Do this
Copy everything from the row containing "expand-all-icon[interactable]: ⇕ <box>300" down to the row containing "changes-tree[interactable]: ⌄ ✓", swapping "divider" for "separator" and leaving the rest unchanged.

----- Extracted records

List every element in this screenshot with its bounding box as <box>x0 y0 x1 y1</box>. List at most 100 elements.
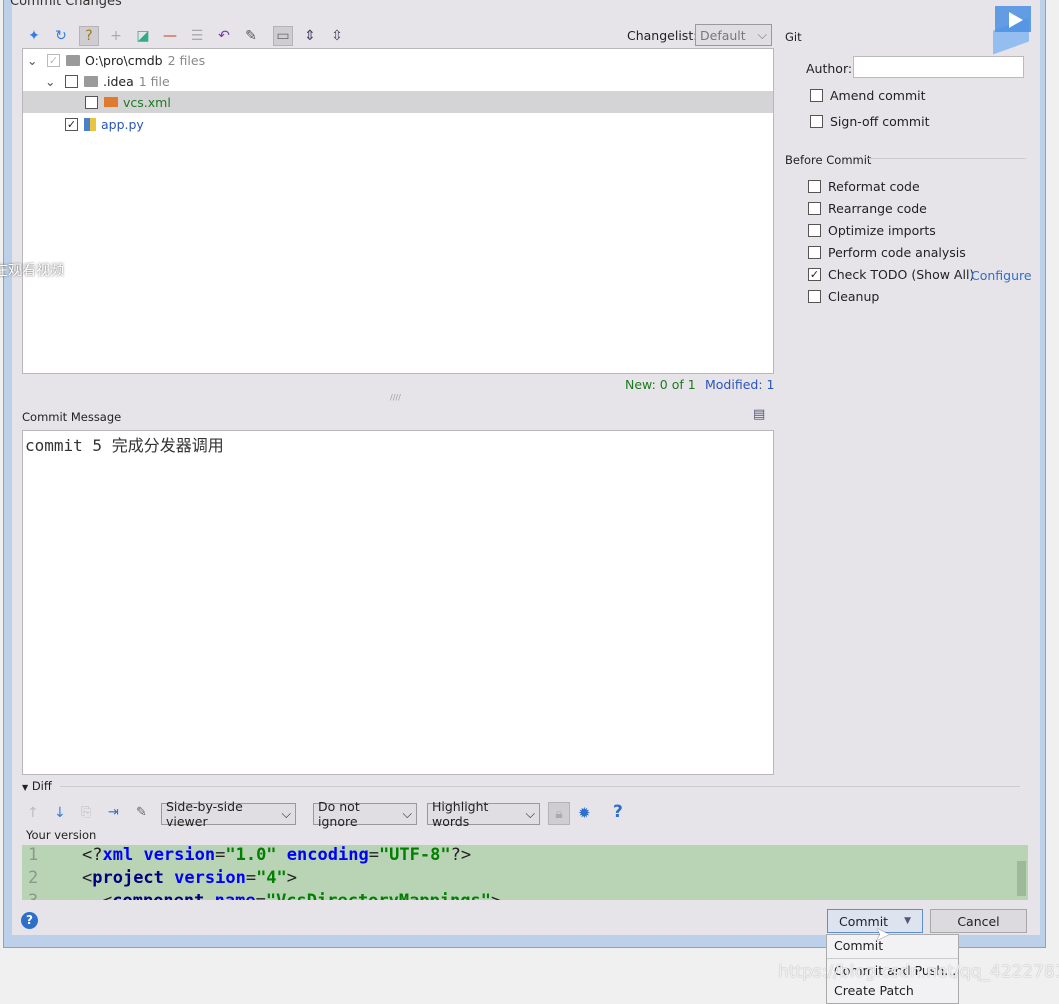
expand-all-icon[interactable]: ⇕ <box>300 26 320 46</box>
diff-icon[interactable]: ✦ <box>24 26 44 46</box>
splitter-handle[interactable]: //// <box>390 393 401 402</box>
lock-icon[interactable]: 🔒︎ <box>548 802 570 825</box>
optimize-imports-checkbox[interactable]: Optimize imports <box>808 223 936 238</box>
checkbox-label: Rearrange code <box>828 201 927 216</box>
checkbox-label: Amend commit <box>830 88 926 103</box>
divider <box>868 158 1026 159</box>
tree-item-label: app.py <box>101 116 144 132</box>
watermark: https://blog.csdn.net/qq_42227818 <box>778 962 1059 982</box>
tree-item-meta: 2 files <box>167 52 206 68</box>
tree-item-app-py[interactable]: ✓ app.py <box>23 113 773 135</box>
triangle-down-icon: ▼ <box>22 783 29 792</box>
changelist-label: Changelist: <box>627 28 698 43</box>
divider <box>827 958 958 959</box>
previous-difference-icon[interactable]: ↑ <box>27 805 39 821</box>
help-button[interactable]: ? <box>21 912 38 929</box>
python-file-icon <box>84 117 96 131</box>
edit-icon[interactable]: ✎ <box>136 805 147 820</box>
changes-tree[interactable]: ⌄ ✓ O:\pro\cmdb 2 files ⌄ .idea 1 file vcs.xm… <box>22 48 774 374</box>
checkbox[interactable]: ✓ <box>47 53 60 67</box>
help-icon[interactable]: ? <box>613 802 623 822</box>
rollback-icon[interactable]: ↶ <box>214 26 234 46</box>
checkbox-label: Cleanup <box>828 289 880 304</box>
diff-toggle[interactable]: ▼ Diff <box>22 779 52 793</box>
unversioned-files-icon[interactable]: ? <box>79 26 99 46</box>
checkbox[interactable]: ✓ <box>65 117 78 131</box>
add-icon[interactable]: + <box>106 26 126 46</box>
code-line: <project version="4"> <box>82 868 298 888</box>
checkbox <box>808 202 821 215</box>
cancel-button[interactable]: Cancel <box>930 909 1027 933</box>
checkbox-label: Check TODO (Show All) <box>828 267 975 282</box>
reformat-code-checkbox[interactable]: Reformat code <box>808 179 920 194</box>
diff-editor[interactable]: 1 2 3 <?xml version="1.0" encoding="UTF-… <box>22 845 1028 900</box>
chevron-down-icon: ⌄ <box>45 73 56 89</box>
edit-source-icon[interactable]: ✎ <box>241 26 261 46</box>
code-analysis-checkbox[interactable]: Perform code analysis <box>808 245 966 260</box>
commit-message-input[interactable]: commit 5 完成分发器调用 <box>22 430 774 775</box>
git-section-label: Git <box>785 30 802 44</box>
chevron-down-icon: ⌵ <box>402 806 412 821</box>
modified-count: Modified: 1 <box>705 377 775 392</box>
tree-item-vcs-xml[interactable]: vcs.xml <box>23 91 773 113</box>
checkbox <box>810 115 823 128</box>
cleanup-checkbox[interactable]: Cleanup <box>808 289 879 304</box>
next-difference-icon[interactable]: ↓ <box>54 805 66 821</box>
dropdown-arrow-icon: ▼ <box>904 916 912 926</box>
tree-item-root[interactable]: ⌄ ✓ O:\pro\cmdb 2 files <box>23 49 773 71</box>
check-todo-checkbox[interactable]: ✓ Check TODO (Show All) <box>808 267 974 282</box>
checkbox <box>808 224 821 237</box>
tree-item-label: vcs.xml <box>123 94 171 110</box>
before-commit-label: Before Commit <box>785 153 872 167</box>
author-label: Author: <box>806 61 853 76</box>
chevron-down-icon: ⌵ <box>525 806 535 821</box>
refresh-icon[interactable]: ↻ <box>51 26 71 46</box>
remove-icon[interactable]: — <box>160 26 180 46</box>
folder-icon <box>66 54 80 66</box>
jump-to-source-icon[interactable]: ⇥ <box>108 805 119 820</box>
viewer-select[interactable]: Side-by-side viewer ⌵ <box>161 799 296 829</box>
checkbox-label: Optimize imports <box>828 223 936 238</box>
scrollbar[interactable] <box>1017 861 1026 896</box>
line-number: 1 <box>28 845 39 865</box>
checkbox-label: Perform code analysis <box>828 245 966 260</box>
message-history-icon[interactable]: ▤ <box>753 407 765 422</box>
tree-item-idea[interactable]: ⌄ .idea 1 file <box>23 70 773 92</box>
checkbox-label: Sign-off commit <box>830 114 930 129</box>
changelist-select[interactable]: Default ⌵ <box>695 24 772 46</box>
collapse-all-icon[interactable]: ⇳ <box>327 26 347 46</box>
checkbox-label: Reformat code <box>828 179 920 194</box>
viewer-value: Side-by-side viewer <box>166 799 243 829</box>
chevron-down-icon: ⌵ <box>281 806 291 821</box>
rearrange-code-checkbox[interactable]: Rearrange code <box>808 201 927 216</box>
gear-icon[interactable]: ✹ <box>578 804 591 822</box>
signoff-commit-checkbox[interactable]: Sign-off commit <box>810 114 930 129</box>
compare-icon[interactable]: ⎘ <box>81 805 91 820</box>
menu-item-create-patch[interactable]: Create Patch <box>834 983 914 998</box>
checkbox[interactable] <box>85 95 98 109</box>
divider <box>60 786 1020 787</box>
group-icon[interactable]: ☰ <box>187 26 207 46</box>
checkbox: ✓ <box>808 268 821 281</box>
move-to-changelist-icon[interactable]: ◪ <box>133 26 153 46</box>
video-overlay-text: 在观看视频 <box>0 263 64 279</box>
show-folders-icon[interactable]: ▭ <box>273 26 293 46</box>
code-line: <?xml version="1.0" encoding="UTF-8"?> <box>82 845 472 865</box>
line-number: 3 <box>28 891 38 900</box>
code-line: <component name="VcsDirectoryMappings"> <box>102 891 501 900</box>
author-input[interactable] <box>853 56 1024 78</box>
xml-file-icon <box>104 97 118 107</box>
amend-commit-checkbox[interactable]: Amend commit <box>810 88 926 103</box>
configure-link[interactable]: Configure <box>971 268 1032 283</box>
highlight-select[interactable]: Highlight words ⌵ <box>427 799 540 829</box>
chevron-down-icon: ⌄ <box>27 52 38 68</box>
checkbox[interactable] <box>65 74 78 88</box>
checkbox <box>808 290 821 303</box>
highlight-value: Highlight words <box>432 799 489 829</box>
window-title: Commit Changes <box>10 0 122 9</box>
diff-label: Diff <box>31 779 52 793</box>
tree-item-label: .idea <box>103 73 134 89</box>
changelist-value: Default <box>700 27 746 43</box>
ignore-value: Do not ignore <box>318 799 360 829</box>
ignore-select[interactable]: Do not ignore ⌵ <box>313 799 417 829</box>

----------

Right answer
expand-all-icon[interactable]: ⇕ <box>300 26 320 46</box>
diff-icon[interactable]: ✦ <box>24 26 44 46</box>
splitter-handle[interactable]: //// <box>390 393 401 402</box>
lock-icon[interactable]: 🔒︎ <box>548 802 570 825</box>
optimize-imports-checkbox[interactable]: Optimize imports <box>808 223 936 238</box>
checkbox-label: Rearrange code <box>828 201 927 216</box>
checkbox-label: Amend commit <box>830 88 926 103</box>
separator <box>868 158 1026 159</box>
tree-item-label: app.py <box>101 116 144 132</box>
watermark: https://blog.csdn.net/qq_42227818 <box>778 962 1059 982</box>
tree-item-meta: 2 files <box>167 52 206 68</box>
tree-item-app-py[interactable]: ✓ app.py <box>23 113 773 135</box>
triangle-down-icon: ▼ <box>22 783 29 792</box>
changelist-label: Changelist: <box>627 28 698 43</box>
separator <box>827 958 958 959</box>
previous-difference-icon[interactable]: ↑ <box>27 805 39 821</box>
help-button[interactable]: ? <box>21 912 38 929</box>
python-file-icon <box>84 117 96 131</box>
edit-icon[interactable]: ✎ <box>136 805 147 820</box>
changes-tree[interactable]: ⌄ ✓ O:\pro\cmdb 2 files ⌄ .idea 1 file vcs.xm… <box>22 48 774 374</box>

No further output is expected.